# Directions:
Each line that follows should be printed again exactly as it stands.

-- start --

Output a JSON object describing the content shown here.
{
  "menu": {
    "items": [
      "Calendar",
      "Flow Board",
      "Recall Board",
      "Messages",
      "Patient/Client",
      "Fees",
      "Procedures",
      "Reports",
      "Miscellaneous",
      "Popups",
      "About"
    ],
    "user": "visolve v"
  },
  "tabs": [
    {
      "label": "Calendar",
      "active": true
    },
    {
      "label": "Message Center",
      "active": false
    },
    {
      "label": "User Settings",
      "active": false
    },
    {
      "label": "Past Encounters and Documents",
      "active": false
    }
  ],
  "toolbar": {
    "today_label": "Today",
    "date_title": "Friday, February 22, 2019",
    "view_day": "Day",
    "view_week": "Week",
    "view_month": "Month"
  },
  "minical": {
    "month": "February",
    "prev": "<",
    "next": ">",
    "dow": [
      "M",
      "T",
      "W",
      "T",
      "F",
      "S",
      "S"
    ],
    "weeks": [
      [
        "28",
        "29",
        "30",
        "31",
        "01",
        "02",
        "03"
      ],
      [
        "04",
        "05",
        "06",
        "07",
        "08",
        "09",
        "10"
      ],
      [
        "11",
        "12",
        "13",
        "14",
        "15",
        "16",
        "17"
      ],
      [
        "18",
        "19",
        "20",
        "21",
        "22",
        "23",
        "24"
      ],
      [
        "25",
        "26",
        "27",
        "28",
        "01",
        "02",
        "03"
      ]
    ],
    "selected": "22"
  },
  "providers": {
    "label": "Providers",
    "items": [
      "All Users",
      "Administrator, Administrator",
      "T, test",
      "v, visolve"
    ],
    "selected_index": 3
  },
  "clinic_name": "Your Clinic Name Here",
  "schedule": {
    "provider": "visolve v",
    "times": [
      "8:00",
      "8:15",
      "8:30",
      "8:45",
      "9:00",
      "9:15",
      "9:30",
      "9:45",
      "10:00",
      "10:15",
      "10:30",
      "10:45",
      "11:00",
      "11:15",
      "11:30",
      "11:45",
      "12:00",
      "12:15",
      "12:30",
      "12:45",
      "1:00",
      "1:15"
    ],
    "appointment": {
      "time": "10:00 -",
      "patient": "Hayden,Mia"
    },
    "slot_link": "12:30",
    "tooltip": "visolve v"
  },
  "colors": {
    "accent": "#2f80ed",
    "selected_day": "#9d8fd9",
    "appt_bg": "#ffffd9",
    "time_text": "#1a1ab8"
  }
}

-- end --

# Response below:
Output a JSON object describing the content shown here.
{
  "menu": {
    "items": [
      "Calendar",
      "Flow Board",
      "Recall Board",
      "Messages",
      "Patient/Client",
      "Fees",
      "Procedures",
      "Reports",
      "Miscellaneous",
      "Popups",
      "About"
    ],
    "user": "visolve v"
  },
  "tabs": [
    {
      "label": "Calendar",
      "active": true
    },
    {
      "label": "Message Center",
      "active": false
    },
    {
      "label": "User Settings",
      "active": false
    },
    {
      "label": "Past Encounters and Documents",
      "active": false
    }
  ],
  "toolbar": {
    "today_label": "Today",
    "date_title": "Friday, February 22, 2019",
    "view_day": "Day",
    "view_week": "Week",
    "view_month": "Month"
  },
  "minical": {
    "month": "February",
    "prev": "<",
    "next": ">",
    "dow": [
      "M",
      "T",
      "W",
      "T",
      "F",
      "S",
      "S"
    ],
    "weeks": [
      [
        "28",
        "29",
        "30",
        "31",
        "01",
        "02",
        "03"
      ],
      [
        "04",
        "05",
        "06",
        "07",
        "08",
        "09",
        "10"
      ],
      [
        "11",
        "12",
        "13",
        "14",
        "15",
        "16",
        "17"
      ],
      [
        "18",
        "19",
        "20",
        "21",
        "22",
        "23",
        "24"
      ],
      [
        "25",
        "26",
        "27",
        "28",
        "01",
        "02",
        "03"
      ]
    ],
    "selected": "22"
  },
  "providers": {
    "label": "Providers",
    "items": [
      "All Users",
      "Administrator, Administrator",
      "T, test",
      "v, visolve"
    ],
    "selected_index": 3
  },
  "clinic_name": "Your Clinic Name Here",
  "schedule": {
    "provider": "visolve v",
    "times": [
      "8:00",
      "8:15",
      "8:30",
      "8:45",
      "9:00",
      "9:15",
      "9:30",
      "9:45",
      "10:00",
      "10:15",
      "10:30",
      "10:45",
      "11:00",
      "11:15",
      "11:30",
      "11:45",
      "12:00",
      "12:15",
      "12:30",
      "12:45",
      "1:00",
      "1:15"
    ],
    "appointment": {
      "time": "10:00 -",
      "patient": "Hayden,Mia"
    },
    "slot_link": "12:30",
    "tooltip": "visolve v"
  },
  "colors": {
    "accent": "#2f80ed",
    "selected_day": "#9d8fd9",
    "appt_bg": "#ffffd9",
    "time_text": "#1a1ab8"
  }
}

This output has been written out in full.